**Task details**
Using the records provided below, locate and copy each line that contains the word "kind".

— START Dataset excerpts —

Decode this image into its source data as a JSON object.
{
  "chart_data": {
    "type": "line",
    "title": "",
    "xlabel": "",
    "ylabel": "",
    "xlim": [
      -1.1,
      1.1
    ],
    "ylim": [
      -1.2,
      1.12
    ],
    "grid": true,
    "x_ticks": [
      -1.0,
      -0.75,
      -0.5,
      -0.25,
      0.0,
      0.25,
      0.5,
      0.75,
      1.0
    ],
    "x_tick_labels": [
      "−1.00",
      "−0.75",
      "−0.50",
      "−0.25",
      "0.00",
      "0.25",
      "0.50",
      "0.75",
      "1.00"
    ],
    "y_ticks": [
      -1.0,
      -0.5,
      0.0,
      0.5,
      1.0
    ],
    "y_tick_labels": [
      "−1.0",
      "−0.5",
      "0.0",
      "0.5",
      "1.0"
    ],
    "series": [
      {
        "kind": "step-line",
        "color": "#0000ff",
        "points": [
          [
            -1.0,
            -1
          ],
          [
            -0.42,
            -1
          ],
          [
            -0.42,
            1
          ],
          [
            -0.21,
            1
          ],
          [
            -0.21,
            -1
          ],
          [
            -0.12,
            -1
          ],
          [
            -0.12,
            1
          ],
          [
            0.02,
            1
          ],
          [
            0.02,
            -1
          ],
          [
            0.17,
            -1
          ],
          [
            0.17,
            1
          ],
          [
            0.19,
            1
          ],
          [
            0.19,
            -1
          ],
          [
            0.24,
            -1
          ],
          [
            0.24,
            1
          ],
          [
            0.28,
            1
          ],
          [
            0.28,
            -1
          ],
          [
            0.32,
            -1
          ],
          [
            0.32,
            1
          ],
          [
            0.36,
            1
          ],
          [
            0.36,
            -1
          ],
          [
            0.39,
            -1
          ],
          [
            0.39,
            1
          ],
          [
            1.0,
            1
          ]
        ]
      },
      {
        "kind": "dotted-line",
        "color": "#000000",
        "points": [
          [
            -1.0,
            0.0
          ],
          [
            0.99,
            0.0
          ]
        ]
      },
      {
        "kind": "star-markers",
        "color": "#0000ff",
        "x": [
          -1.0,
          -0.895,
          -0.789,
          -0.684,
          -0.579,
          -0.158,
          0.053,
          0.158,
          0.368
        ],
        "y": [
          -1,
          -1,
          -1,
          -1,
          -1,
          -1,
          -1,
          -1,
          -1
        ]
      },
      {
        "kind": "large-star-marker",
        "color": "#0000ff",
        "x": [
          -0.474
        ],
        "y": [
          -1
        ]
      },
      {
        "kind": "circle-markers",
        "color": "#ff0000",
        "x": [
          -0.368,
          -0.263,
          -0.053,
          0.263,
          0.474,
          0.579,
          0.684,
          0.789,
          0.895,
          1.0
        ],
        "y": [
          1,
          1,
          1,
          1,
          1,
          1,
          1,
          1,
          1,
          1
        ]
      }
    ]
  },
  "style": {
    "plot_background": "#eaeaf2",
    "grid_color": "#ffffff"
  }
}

— END Dataset excerpts —

**Task answer**
        "kind": "step-line",
        "kind": "dotted-line",
        "kind": "star-markers",
        "kind": "large-star-marker",
        "kind": "circle-markers",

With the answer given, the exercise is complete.